-- START OF Data records --
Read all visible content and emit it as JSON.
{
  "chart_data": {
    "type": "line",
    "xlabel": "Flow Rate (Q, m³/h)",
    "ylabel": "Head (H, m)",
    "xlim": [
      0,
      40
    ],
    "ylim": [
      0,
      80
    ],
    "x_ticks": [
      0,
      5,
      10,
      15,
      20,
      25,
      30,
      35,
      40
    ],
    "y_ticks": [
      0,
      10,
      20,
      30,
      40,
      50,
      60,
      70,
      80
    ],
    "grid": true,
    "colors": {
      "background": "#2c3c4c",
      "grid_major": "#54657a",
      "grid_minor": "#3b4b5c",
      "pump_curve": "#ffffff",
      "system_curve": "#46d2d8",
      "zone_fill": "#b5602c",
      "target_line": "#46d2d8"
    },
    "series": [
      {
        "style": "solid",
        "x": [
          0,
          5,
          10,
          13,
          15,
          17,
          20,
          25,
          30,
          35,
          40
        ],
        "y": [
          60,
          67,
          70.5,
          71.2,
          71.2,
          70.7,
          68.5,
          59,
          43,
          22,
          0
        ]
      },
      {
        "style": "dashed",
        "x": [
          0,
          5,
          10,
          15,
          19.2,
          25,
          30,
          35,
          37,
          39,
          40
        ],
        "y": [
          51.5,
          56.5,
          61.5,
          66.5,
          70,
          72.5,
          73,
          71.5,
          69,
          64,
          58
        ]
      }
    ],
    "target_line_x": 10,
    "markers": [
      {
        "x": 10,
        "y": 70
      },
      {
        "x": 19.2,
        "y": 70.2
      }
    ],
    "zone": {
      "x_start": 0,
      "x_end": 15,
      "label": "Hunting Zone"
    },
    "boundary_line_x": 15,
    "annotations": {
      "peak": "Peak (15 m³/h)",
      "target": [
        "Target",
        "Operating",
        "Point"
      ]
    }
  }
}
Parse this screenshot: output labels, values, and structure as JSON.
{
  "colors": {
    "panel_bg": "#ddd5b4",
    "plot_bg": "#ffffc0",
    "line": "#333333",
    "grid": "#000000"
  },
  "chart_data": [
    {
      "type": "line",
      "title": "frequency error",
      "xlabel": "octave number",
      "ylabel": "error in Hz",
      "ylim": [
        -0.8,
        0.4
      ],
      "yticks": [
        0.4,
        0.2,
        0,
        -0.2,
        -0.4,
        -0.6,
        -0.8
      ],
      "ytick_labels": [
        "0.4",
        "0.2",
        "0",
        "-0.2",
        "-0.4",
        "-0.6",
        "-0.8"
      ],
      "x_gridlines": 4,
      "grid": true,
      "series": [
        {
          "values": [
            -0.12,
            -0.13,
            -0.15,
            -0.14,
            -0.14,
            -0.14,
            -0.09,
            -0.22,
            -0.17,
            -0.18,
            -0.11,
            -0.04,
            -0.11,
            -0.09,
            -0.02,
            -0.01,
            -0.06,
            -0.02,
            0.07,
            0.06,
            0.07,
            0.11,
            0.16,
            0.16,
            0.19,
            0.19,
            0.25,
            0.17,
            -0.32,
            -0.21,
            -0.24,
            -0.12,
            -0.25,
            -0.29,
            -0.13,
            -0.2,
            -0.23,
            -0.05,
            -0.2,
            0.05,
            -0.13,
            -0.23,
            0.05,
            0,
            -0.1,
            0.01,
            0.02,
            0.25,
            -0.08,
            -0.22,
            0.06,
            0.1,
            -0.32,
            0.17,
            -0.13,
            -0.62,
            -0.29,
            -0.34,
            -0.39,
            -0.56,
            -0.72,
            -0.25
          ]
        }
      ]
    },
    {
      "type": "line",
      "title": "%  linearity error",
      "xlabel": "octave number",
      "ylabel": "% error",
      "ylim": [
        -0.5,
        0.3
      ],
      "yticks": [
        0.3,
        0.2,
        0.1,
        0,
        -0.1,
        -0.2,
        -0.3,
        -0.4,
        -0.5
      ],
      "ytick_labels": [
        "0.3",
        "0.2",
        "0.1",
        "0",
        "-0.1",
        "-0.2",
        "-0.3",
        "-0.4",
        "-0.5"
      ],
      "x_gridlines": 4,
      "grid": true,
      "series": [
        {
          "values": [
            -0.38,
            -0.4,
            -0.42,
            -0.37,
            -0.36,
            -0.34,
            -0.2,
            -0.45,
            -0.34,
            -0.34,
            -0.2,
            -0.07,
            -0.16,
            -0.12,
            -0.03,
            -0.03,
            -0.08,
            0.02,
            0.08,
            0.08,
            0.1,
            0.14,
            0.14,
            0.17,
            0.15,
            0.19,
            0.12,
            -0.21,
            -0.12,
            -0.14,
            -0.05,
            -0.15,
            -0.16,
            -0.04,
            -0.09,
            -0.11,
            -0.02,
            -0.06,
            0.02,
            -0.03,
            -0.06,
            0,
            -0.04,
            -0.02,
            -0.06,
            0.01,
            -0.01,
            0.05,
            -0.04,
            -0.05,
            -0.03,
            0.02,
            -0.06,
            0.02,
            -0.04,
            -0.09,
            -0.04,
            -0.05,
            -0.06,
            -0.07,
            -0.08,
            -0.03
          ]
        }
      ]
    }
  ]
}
-- END OF Data records --
Problem: Restate all of the entries above precisely.

Output of the exercise:
Read all visible content and emit it as JSON.
{
  "chart_data": {
    "type": "line",
    "xlabel": "Flow Rate (Q, m³/h)",
    "ylabel": "Head (H, m)",
    "xlim": [
      0,
      40
    ],
    "ylim": [
      0,
      80
    ],
    "x_ticks": [
      0,
      5,
      10,
      15,
      20,
      25,
      30,
      35,
      40
    ],
    "y_ticks": [
      0,
      10,
      20,
      30,
      40,
      50,
      60,
      70,
      80
    ],
    "grid": true,
    "colors": {
      "background": "#2c3c4c",
      "grid_major": "#54657a",
      "grid_minor": "#3b4b5c",
      "pump_curve": "#ffffff",
      "system_curve": "#46d2d8",
      "zone_fill": "#b5602c",
      "target_line": "#46d2d8"
    },
    "series": [
      {
        "style": "solid",
        "x": [
          0,
          5,
          10,
          13,
          15,
          17,
          20,
          25,
          30,
          35,
          40
        ],
        "y": [
          60,
          67,
          70.5,
          71.2,
          71.2,
          70.7,
          68.5,
          59,
          43,
          22,
          0
        ]
      },
      {
        "style": "dashed",
        "x": [
          0,
          5,
          10,
          15,
          19.2,
          25,
          30,
          35,
          37,
          39,
          40
        ],
        "y": [
          51.5,
          56.5,
          61.5,
          66.5,
          70,
          72.5,
          73,
          71.5,
          69,
          64,
          58
        ]
      }
    ],
    "target_line_x": 10,
    "markers": [
      {
        "x": 10,
        "y": 70
      },
      {
        "x": 19.2,
        "y": 70.2
      }
    ],
    "zone": {
      "x_start": 0,
      "x_end": 15,
      "label": "Hunting Zone"
    },
    "boundary_line_x": 15,
    "annotations": {
      "peak": "Peak (15 m³/h)",
      "target": [
        "Target",
        "Operating",
        "Point"
      ]
    }
  }
}
Parse this screenshot: output labels, values, and structure as JSON.
{
  "colors": {
    "panel_bg": "#ddd5b4",
    "plot_bg": "#ffffc0",
    "line": "#333333",
    "grid": "#000000"
  },
  "chart_data": [
    {
      "type": "line",
      "title": "frequency error",
      "xlabel": "octave number",
      "ylabel": "error in Hz",
      "ylim": [
        -0.8,
        0.4
      ],
      "yticks": [
        0.4,
        0.2,
        0,
        -0.2,
        -0.4,
        -0.6,
        -0.8
      ],
      "ytick_labels": [
        "0.4",
        "0.2",
        "0",
        "-0.2",
        "-0.4",
        "-0.6",
        "-0.8"
      ],
      "x_gridlines": 4,
      "grid": true,
      "series": [
        {
          "values": [
            -0.12,
            -0.13,
            -0.15,
            -0.14,
            -0.14,
            -0.14,
            -0.09,
            -0.22,
            -0.17,
            -0.18,
            -0.11,
            -0.04,
            -0.11,
            -0.09,
            -0.02,
            -0.01,
            -0.06,
            -0.02,
            0.07,
            0.06,
            0.07,
            0.11,
            0.16,
            0.16,
            0.19,
            0.19,
            0.25,
            0.17,
            -0.32,
            -0.21,
            -0.24,
            -0.12,
            -0.25,
            -0.29,
            -0.13,
            -0.2,
            -0.23,
            -0.05,
            -0.2,
            0.05,
            -0.13,
            -0.23,
            0.05,
            0,
            -0.1,
            0.01,
            0.02,
            0.25,
            -0.08,
            -0.22,
            0.06,
            0.1,
            -0.32,
            0.17,
            -0.13,
            -0.62,
            -0.29,
            -0.34,
            -0.39,
            -0.56,
            -0.72,
            -0.25
          ]
        }
      ]
    },
    {
      "type": "line",
      "title": "%  linearity error",
      "xlabel": "octave number",
      "ylabel": "% error",
      "ylim": [
        -0.5,
        0.3
      ],
      "yticks": [
        0.3,
        0.2,
        0.1,
        0,
        -0.1,
        -0.2,
        -0.3,
        -0.4,
        -0.5
      ],
      "ytick_labels": [
        "0.3",
        "0.2",
        "0.1",
        "0",
        "-0.1",
        "-0.2",
        "-0.3",
        "-0.4",
        "-0.5"
      ],
      "x_gridlines": 4,
      "grid": true,
      "series": [
        {
          "values": [
            -0.38,
            -0.4,
            -0.42,
            -0.37,
            -0.36,
            -0.34,
            -0.2,
            -0.45,
            -0.34,
            -0.34,
            -0.2,
            -0.07,
            -0.16,
            -0.12,
            -0.03,
            -0.03,
            -0.08,
            0.02,
            0.08,
            0.08,
            0.1,
            0.14,
            0.14,
            0.17,
            0.15,
            0.19,
            0.12,
            -0.21,
            -0.12,
            -0.14,
            -0.05,
            -0.15,
            -0.16,
            -0.04,
            -0.09,
            -0.11,
            -0.02,
            -0.06,
            0.02,
            -0.03,
            -0.06,
            0,
            -0.04,
            -0.02,
            -0.06,
            0.01,
            -0.01,
            0.05,
            -0.04,
            -0.05,
            -0.03,
            0.02,
            -0.06,
            0.02,
            -0.04,
            -0.09,
            -0.04,
            -0.05,
            -0.06,
            -0.07,
            -0.08,
            -0.03
          ]
        }
      ]
    }
  ]
}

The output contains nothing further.